**Task to carry out:**
The records below are to be copied word for word, with every picture left out.

------ Material supplied

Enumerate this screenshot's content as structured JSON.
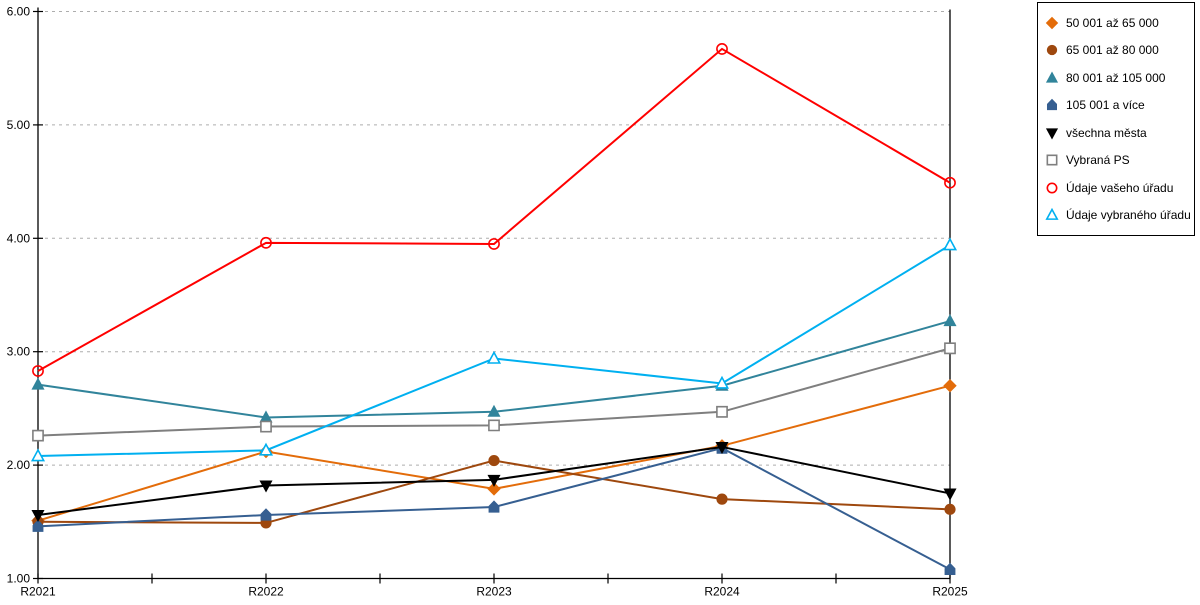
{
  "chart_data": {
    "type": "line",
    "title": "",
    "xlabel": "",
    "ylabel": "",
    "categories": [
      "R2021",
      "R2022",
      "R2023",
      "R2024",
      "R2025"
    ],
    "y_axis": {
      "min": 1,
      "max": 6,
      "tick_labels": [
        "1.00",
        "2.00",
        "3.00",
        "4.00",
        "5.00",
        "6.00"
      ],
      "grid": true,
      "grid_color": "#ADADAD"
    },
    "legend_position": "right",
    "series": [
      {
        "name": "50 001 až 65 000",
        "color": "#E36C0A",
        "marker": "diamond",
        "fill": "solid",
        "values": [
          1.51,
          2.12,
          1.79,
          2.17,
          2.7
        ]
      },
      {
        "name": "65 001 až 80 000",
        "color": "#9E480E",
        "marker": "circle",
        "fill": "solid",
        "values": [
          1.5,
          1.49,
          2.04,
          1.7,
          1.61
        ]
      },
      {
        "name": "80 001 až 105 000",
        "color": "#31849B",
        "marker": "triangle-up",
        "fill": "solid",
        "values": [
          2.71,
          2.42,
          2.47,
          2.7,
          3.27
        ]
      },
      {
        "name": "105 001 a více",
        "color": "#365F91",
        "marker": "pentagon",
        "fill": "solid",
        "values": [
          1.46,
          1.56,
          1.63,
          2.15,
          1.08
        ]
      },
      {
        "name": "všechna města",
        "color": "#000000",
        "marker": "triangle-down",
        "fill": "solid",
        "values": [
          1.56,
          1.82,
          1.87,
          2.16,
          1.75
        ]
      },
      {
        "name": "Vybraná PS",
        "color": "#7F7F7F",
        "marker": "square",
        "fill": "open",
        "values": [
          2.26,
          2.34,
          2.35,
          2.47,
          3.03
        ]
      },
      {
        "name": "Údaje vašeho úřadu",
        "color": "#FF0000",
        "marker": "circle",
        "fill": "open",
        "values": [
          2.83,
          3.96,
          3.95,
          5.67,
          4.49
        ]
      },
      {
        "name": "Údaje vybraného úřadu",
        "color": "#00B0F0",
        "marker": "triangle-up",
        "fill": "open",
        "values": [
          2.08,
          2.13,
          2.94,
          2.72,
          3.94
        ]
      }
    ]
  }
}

------------

**Result of the exercise:**
Enumerate this screenshot's content as structured JSON.
{
  "chart_data": {
    "type": "line",
    "title": "",
    "xlabel": "",
    "ylabel": "",
    "categories": [
      "R2021",
      "R2022",
      "R2023",
      "R2024",
      "R2025"
    ],
    "y_axis": {
      "min": 1,
      "max": 6,
      "tick_labels": [
        "1.00",
        "2.00",
        "3.00",
        "4.00",
        "5.00",
        "6.00"
      ],
      "grid": true,
      "grid_color": "#ADADAD"
    },
    "legend_position": "right",
    "series": [
      {
        "name": "50 001 až 65 000",
        "color": "#E36C0A",
        "marker": "diamond",
        "fill": "solid",
        "values": [
          1.51,
          2.12,
          1.79,
          2.17,
          2.7
        ]
      },
      {
        "name": "65 001 až 80 000",
        "color": "#9E480E",
        "marker": "circle",
        "fill": "solid",
        "values": [
          1.5,
          1.49,
          2.04,
          1.7,
          1.61
        ]
      },
      {
        "name": "80 001 až 105 000",
        "color": "#31849B",
        "marker": "triangle-up",
        "fill": "solid",
        "values": [
          2.71,
          2.42,
          2.47,
          2.7,
          3.27
        ]
      },
      {
        "name": "105 001 a více",
        "color": "#365F91",
        "marker": "pentagon",
        "fill": "solid",
        "values": [
          1.46,
          1.56,
          1.63,
          2.15,
          1.08
        ]
      },
      {
        "name": "všechna města",
        "color": "#000000",
        "marker": "triangle-down",
        "fill": "solid",
        "values": [
          1.56,
          1.82,
          1.87,
          2.16,
          1.75
        ]
      },
      {
        "name": "Vybraná PS",
        "color": "#7F7F7F",
        "marker": "square",
        "fill": "open",
        "values": [
          2.26,
          2.34,
          2.35,
          2.47,
          3.03
        ]
      },
      {
        "name": "Údaje vašeho úřadu",
        "color": "#FF0000",
        "marker": "circle",
        "fill": "open",
        "values": [
          2.83,
          3.96,
          3.95,
          5.67,
          4.49
        ]
      },
      {
        "name": "Údaje vybraného úřadu",
        "color": "#00B0F0",
        "marker": "triangle-up",
        "fill": "open",
        "values": [
          2.08,
          2.13,
          2.94,
          2.72,
          3.94
        ]
      }
    ]
  }
}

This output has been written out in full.